> **PROBLEM DETAILS**
Reproduce all of the data that follows, character for character.

Extracted records
[start]

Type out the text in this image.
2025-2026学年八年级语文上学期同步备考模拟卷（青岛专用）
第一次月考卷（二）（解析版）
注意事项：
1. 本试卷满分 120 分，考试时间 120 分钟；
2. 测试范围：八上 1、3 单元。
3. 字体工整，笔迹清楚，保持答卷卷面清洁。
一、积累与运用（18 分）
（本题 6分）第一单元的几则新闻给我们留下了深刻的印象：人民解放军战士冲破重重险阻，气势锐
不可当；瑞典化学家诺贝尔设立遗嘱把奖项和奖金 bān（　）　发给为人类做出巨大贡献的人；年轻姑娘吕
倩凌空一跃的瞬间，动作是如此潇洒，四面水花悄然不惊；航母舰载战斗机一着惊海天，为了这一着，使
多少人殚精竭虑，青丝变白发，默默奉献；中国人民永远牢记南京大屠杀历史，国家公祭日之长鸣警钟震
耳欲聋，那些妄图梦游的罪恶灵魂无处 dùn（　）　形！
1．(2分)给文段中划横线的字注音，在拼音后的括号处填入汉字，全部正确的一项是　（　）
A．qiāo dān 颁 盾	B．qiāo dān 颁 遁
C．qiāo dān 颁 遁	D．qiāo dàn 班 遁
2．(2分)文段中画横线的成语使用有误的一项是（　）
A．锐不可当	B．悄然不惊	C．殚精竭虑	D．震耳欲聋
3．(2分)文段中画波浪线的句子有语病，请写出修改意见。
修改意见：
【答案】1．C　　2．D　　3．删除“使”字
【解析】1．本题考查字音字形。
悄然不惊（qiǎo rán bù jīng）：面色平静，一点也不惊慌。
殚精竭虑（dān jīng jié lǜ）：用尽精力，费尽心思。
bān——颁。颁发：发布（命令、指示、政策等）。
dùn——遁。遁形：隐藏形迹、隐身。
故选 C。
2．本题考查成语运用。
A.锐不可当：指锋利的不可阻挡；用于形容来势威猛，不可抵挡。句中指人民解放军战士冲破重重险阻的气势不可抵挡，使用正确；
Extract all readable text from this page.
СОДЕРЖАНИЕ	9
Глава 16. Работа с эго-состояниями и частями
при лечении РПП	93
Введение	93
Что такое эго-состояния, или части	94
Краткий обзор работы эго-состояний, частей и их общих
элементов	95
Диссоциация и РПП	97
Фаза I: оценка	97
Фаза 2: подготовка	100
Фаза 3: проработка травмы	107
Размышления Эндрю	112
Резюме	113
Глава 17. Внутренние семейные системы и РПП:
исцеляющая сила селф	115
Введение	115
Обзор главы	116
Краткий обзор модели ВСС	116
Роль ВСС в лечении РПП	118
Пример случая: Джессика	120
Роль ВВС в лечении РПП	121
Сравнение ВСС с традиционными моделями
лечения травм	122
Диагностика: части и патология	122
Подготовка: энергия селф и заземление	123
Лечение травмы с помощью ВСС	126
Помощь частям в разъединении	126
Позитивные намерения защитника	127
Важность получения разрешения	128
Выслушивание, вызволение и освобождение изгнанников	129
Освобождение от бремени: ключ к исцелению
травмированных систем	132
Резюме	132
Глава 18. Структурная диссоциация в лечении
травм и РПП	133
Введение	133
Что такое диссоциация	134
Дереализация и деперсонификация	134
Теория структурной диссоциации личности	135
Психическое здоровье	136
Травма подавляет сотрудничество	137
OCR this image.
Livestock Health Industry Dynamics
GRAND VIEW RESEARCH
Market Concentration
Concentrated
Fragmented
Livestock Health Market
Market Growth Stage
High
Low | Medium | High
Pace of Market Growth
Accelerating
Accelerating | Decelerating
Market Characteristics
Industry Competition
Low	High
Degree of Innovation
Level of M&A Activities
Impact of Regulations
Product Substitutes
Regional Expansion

[end]

> **CORRECT RESPONSE**
Type out the text in this image.
2025-2026学年八年级语文上学期同步备考模拟卷（青岛专用）
第一次月考卷（二）（解析版）
注意事项：
1. 本试卷满分 120 分，考试时间 120 分钟；
2. 测试范围：八上 1、3 单元。
3. 字体工整，笔迹清楚，保持答卷卷面清洁。
一、积累与运用（18 分）
（本题 6分）第一单元的几则新闻给我们留下了深刻的印象：人民解放军战士冲破重重险阻，气势锐
不可当；瑞典化学家诺贝尔设立遗嘱把奖项和奖金 bān（　）　发给为人类做出巨大贡献的人；年轻姑娘吕
倩凌空一跃的瞬间，动作是如此潇洒，四面水花悄然不惊；航母舰载战斗机一着惊海天，为了这一着，使
多少人殚精竭虑，青丝变白发，默默奉献；中国人民永远牢记南京大屠杀历史，国家公祭日之长鸣警钟震
耳欲聋，那些妄图梦游的罪恶灵魂无处 dùn（　）　形！
1．(2分)给文段中划横线的字注音，在拼音后的括号处填入汉字，全部正确的一项是　（　）
A．qiāo dān 颁 盾	B．qiāo dān 颁 遁
C．qiāo dān 颁 遁	D．qiāo dàn 班 遁
2．(2分)文段中画横线的成语使用有误的一项是（　）
A．锐不可当	B．悄然不惊	C．殚精竭虑	D．震耳欲聋
3．(2分)文段中画波浪线的句子有语病，请写出修改意见。
修改意见：
【答案】1．C　　2．D　　3．删除“使”字
【解析】1．本题考查字音字形。
悄然不惊（qiǎo rán bù jīng）：面色平静，一点也不惊慌。
殚精竭虑（dān jīng jié lǜ）：用尽精力，费尽心思。
bān——颁。颁发：发布（命令、指示、政策等）。
dùn——遁。遁形：隐藏形迹、隐身。
故选 C。
2．本题考查成语运用。
A.锐不可当：指锋利的不可阻挡；用于形容来势威猛，不可抵挡。句中指人民解放军战士冲破重重险阻的气势不可抵挡，使用正确；
Extract all readable text from this page.
СОДЕРЖАНИЕ	9
Глава 16. Работа с эго-состояниями и частями
при лечении РПП	93
Введение	93
Что такое эго-состояния, или части	94
Краткий обзор работы эго-состояний, частей и их общих
элементов	95
Диссоциация и РПП	97
Фаза I: оценка	97
Фаза 2: подготовка	100
Фаза 3: проработка травмы	107
Размышления Эндрю	112
Резюме	113
Глава 17. Внутренние семейные системы и РПП:
исцеляющая сила селф	115
Введение	115
Обзор главы	116
Краткий обзор модели ВСС	116
Роль ВСС в лечении РПП	118
Пример случая: Джессика	120
Роль ВВС в лечении РПП	121
Сравнение ВСС с традиционными моделями
лечения травм	122
Диагностика: части и патология	122
Подготовка: энергия селф и заземление	123
Лечение травмы с помощью ВСС	126
Помощь частям в разъединении	126
Позитивные намерения защитника	127
Важность получения разрешения	128
Выслушивание, вызволение и освобождение изгнанников	129
Освобождение от бремени: ключ к исцелению
травмированных систем	132
Резюме	132
Глава 18. Структурная диссоциация в лечении
травм и РПП	133
Введение	133
Что такое диссоциация	134
Дереализация и деперсонификация	134
Теория структурной диссоциации личности	135
Психическое здоровье	136
Травма подавляет сотрудничество	137
OCR this image.
Livestock Health Industry Dynamics
GRAND VIEW RESEARCH
Market Concentration
Concentrated
Fragmented
Livestock Health Market
Market Growth Stage
High
Low | Medium | High
Pace of Market Growth
Accelerating
Accelerating | Decelerating
Market Characteristics
Industry Competition
Low	High
Degree of Innovation
Level of M&A Activities
Impact of Regulations
Product Substitutes
Regional Expansion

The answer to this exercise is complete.